▸ Aim
Copy each line holding the string "JSON".

▸ Entries supplied
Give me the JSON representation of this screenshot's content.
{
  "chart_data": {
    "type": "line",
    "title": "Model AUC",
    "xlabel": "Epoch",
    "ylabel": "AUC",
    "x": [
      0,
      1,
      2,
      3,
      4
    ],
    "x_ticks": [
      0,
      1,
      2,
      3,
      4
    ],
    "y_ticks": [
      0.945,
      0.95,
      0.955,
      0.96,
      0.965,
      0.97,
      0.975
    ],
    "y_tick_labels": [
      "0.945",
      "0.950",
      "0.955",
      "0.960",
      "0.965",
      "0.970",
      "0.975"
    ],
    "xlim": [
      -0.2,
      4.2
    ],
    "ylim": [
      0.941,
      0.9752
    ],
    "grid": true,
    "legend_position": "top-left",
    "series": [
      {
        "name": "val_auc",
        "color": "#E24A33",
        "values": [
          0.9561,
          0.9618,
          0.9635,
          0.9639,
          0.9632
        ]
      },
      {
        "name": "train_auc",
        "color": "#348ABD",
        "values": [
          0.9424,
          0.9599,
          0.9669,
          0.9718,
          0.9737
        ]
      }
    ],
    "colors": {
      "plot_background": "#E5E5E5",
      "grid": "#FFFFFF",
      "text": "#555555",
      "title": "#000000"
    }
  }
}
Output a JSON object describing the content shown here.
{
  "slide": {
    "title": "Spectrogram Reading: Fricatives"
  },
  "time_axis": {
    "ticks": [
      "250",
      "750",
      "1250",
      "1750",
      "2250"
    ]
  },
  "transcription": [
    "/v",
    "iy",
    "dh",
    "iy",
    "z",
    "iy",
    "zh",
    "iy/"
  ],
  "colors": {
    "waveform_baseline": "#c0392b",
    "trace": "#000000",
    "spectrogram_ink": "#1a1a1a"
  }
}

▸ Response to the task
Give me the JSON representation of this screenshot's content.
Output a JSON object describing the content shown here.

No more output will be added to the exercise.